>> Begin Data for this task

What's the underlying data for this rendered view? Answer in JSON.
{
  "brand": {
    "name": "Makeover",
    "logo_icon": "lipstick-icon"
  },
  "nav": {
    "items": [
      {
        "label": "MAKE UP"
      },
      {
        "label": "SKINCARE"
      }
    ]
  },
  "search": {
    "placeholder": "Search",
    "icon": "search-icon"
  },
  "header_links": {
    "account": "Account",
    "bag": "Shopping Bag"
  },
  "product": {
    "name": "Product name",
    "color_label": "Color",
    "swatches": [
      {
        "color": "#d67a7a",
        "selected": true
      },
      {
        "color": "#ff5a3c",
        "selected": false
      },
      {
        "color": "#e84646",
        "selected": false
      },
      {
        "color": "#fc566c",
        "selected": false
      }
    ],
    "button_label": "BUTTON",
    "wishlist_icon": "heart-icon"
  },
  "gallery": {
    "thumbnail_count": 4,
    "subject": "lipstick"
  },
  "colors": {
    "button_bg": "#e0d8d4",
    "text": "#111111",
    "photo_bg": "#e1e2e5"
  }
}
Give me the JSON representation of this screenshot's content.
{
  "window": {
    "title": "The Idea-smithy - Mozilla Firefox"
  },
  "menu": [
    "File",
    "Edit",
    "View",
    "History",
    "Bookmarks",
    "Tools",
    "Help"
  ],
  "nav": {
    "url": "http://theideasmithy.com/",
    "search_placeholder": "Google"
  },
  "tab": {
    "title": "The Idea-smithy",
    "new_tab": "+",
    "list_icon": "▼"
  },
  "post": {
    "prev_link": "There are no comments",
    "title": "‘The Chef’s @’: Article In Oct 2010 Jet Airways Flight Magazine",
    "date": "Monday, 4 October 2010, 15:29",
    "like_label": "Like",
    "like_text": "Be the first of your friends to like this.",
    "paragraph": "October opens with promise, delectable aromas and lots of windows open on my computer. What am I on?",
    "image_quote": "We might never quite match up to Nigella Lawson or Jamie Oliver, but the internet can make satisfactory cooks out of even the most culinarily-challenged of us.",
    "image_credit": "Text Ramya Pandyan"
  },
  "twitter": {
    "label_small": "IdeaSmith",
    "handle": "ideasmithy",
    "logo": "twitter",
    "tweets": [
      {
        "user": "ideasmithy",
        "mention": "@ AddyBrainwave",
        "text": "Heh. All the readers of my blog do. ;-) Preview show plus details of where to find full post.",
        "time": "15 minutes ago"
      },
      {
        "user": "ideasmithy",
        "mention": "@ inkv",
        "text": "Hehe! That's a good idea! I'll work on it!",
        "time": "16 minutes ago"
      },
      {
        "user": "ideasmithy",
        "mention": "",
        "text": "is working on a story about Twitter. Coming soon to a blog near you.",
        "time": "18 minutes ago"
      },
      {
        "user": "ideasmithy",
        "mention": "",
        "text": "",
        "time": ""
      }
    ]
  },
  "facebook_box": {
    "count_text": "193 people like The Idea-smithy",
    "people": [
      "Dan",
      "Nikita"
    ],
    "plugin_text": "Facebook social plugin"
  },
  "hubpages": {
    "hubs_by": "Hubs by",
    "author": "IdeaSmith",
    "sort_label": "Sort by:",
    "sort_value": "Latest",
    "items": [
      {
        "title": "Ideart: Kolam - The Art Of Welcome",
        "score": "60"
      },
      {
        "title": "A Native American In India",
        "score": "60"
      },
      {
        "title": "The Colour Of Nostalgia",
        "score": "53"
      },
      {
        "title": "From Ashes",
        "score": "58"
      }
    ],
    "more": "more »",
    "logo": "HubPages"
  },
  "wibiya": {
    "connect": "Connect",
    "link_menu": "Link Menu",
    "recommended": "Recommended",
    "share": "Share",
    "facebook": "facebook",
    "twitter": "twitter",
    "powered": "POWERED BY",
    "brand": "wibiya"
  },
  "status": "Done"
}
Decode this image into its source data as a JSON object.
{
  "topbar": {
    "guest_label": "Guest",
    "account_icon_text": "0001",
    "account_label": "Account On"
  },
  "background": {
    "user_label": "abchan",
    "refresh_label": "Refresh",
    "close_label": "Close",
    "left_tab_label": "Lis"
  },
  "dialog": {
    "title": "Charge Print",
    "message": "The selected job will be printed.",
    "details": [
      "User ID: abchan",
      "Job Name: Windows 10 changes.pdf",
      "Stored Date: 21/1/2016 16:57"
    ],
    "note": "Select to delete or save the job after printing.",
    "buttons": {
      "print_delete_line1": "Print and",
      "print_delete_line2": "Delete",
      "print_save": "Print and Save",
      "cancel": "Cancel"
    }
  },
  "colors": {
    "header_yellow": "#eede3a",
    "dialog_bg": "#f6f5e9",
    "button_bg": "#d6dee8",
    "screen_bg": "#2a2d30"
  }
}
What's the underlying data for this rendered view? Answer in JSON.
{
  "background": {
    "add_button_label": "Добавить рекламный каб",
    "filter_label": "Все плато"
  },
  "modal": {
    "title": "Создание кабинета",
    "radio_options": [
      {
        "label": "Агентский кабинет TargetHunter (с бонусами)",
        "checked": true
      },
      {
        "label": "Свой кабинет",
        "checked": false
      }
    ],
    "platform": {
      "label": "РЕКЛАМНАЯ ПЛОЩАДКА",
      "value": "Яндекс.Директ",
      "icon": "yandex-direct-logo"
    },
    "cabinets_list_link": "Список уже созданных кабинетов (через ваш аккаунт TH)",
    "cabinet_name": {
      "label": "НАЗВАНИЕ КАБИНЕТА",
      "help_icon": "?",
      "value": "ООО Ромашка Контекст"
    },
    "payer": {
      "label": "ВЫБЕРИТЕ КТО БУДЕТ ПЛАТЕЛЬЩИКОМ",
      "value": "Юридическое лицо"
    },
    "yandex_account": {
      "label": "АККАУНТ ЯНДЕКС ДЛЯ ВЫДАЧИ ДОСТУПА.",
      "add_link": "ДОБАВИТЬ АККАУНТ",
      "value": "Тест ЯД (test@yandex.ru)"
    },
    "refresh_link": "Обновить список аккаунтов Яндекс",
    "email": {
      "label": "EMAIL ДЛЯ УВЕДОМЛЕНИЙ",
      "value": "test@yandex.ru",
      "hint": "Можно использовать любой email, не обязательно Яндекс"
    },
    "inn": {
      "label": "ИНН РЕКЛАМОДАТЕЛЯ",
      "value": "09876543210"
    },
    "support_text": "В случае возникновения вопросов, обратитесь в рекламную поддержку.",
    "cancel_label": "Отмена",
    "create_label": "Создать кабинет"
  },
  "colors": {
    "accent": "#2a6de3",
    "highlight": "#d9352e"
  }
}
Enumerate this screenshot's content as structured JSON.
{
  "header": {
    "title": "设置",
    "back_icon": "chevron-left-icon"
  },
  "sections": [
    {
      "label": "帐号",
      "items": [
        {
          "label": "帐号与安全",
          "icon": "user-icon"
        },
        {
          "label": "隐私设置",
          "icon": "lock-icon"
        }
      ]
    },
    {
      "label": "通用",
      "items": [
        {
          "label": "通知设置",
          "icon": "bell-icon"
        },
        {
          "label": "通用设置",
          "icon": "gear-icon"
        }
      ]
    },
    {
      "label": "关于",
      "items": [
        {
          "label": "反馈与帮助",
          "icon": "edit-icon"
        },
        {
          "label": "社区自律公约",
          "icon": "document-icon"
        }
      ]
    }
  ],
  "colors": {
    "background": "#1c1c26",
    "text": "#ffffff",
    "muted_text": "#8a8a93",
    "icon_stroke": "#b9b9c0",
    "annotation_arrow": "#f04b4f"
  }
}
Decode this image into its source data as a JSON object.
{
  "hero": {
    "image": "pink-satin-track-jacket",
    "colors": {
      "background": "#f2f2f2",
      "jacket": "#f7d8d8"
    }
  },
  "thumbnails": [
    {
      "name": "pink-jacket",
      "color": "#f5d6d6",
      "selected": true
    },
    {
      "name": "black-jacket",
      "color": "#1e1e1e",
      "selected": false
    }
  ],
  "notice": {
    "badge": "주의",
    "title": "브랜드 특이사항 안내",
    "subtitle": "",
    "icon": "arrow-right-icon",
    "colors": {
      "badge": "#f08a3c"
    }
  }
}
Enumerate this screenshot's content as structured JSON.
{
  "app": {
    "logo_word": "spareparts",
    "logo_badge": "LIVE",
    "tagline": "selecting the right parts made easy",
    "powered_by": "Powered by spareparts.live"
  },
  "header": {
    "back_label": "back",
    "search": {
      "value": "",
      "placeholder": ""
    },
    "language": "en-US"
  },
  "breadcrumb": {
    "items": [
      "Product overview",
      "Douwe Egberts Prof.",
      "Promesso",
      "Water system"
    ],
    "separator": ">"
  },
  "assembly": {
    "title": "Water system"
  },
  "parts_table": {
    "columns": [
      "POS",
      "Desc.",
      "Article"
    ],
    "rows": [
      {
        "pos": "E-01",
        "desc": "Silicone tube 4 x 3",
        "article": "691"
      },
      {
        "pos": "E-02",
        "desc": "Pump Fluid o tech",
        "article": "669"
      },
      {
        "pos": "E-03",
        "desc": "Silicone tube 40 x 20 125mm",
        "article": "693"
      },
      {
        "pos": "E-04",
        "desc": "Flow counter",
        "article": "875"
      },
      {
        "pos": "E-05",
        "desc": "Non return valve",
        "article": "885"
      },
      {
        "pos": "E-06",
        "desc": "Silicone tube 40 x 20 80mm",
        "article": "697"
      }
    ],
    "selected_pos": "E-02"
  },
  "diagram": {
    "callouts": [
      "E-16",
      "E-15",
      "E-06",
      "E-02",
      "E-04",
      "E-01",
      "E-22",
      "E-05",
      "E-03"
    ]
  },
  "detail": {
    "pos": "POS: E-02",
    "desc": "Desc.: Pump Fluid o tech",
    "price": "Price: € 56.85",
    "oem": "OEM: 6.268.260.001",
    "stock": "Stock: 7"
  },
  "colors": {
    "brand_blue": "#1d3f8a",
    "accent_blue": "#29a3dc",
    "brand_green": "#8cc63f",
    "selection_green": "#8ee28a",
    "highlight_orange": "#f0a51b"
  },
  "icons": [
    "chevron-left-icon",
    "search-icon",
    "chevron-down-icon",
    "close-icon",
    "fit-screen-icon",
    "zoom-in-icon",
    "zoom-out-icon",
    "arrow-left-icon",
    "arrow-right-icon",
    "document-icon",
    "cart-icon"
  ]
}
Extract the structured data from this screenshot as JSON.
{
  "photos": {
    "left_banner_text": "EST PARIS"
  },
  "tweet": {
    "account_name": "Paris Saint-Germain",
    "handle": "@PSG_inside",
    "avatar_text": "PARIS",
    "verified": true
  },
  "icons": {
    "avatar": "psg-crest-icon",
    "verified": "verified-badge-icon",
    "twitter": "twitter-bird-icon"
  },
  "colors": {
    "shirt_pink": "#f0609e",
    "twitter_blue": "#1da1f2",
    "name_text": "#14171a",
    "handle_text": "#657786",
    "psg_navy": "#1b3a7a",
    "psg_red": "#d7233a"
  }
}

>> End Data for this task

* **Exercise directions**:
From the listing above, collect each line in which the string "verified" appears.

* **Correct answer**:
    "verified": true
    "verified": "verified-badge-icon",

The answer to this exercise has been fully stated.